Entries from a layout dataset
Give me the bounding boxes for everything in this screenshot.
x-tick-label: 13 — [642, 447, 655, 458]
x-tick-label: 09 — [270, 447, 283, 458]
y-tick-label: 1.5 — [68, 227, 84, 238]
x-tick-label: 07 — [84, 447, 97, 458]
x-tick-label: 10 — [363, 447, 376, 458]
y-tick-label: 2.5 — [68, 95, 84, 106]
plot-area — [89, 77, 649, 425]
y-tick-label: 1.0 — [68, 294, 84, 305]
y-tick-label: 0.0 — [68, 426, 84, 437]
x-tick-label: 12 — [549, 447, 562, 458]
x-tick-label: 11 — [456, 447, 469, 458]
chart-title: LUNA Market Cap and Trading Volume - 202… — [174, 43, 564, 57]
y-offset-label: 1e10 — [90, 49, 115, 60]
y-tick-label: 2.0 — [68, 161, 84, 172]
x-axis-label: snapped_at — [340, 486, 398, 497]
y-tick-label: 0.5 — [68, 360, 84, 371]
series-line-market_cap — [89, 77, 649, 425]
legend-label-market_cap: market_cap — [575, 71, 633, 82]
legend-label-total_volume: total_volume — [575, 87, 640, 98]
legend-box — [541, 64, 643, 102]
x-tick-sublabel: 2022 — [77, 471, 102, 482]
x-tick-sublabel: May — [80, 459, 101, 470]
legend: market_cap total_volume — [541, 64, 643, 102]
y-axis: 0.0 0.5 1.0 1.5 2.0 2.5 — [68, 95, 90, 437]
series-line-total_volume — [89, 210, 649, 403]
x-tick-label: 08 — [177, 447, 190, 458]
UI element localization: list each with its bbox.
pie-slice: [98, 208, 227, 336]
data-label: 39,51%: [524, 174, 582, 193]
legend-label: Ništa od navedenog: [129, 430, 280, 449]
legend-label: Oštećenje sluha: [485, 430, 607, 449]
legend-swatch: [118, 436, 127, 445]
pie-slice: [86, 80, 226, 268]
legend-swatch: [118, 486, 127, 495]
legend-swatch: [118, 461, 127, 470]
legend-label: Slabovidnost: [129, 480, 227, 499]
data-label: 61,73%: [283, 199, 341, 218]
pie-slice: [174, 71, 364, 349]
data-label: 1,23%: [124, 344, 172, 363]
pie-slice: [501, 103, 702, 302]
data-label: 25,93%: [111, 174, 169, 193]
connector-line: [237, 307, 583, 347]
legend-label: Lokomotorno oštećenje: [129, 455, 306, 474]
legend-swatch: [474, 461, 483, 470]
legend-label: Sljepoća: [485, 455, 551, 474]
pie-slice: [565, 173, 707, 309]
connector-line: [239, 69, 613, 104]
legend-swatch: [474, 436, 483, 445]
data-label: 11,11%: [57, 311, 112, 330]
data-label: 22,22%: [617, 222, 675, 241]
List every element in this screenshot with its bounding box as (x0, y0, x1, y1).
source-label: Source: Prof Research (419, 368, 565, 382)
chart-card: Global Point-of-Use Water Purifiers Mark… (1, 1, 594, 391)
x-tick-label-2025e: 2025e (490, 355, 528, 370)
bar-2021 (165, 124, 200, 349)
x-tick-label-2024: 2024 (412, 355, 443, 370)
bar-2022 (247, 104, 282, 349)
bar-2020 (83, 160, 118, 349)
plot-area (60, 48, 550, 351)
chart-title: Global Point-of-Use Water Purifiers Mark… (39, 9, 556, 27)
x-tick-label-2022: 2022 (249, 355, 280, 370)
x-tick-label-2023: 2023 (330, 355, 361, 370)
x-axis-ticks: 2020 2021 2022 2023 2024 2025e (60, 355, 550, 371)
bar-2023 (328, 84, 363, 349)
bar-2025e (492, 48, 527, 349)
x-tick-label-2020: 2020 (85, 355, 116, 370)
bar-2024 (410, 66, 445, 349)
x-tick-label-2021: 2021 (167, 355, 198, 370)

#### PROBLEM REQUIREMENTS
Rewrite the entire listing above as a numbered list with one line per item, and omit any blank lines.

#### FINISHED ANSWER
1. Give me the bounding boxes for everything in this screenshot.
2. x-tick-label: 13 — [642, 447, 655, 458]
3. x-tick-label: 09 — [270, 447, 283, 458]
4. y-tick-label: 1.5 — [68, 227, 84, 238]
5. x-tick-label: 07 — [84, 447, 97, 458]
6. x-tick-label: 10 — [363, 447, 376, 458]
7. y-tick-label: 2.5 — [68, 95, 84, 106]
8. plot-area — [89, 77, 649, 425]
9. y-tick-label: 1.0 — [68, 294, 84, 305]
10. y-tick-label: 0.0 — [68, 426, 84, 437]
11. x-tick-label: 12 — [549, 447, 562, 458]
12. x-tick-label: 11 — [456, 447, 469, 458]
13. chart-title: LUNA Market Cap and Trading Volume - 202… — [174, 43, 564, 57]
14. y-offset-label: 1e10 — [90, 49, 115, 60]
15. y-tick-label: 2.0 — [68, 161, 84, 172]
16. x-axis-label: snapped_at — [340, 486, 398, 497]
17. y-tick-label: 0.5 — [68, 360, 84, 371]
18. series-line-market_cap — [89, 77, 649, 425]
19. legend-label-market_cap: market_cap — [575, 71, 633, 82]
20. legend-label-total_volume: total_volume — [575, 87, 640, 98]
21. legend-box — [541, 64, 643, 102]
22. x-tick-sublabel: 2022 — [77, 471, 102, 482]
23. x-tick-sublabel: May — [80, 459, 101, 470]
24. legend: market_cap total_volume — [541, 64, 643, 102]
25. y-axis: 0.0 0.5 1.0 1.5 2.0 2.5 — [68, 95, 90, 437]
26. series-line-total_volume — [89, 210, 649, 403]
27. x-tick-label: 08 — [177, 447, 190, 458]
28. UI element localization: list each with its bbox.
29. pie-slice: [98, 208, 227, 336]
30. data-label: 39,51%: [524, 174, 582, 193]
31. legend-label: Ništa od navedenog: [129, 430, 280, 449]
32. legend-label: Oštećenje sluha: [485, 430, 607, 449]
33. legend-swatch: [118, 436, 127, 445]
34. pie-slice: [86, 80, 226, 268]
35. legend-swatch: [118, 486, 127, 495]
36. legend-swatch: [118, 461, 127, 470]
37. legend-label: Slabovidnost: [129, 480, 227, 499]
38. data-label: 61,73%: [283, 199, 341, 218]
39. pie-slice: [174, 71, 364, 349]
40. data-label: 1,23%: [124, 344, 172, 363]
41. pie-slice: [501, 103, 702, 302]
42. data-label: 25,93%: [111, 174, 169, 193]
43. connector-line: [237, 307, 583, 347]
44. legend-label: Lokomotorno oštećenje: [129, 455, 306, 474]
45. legend-swatch: [474, 461, 483, 470]
46. legend-label: Sljepoća: [485, 455, 551, 474]
47. pie-slice: [565, 173, 707, 309]
48. connector-line: [239, 69, 613, 104]
49. legend-swatch: [474, 436, 483, 445]
50. data-label: 11,11%: [57, 311, 112, 330]
51. data-label: 22,22%: [617, 222, 675, 241]
52. List every element in this screenshot with its bounding box as (x0, y0, x1, y1).
53. source-label: Source: Prof Research (419, 368, 565, 382)
54. chart-card: Global Point-of-Use Water Purifiers Mark… (1, 1, 594, 391)
55. x-tick-label-2025e: 2025e (490, 355, 528, 370)
56. bar-2021 (165, 124, 200, 349)
57. x-tick-label-2024: 2024 (412, 355, 443, 370)
58. bar-2022 (247, 104, 282, 349)
59. bar-2020 (83, 160, 118, 349)
60. plot-area (60, 48, 550, 351)
61. chart-title: Global Point-of-Use Water Purifiers Mark… (39, 9, 556, 27)
62. x-tick-label-2022: 2022 (249, 355, 280, 370)
63. x-tick-label-2023: 2023 (330, 355, 361, 370)
64. x-axis-ticks: 2020 2021 2022 2023 2024 2025e (60, 355, 550, 371)
65. bar-2023 (328, 84, 363, 349)
66. bar-2025e (492, 48, 527, 349)
67. x-tick-label-2020: 2020 (85, 355, 116, 370)
68. bar-2024 (410, 66, 445, 349)
69. x-tick-label-2021: 2021 (167, 355, 198, 370)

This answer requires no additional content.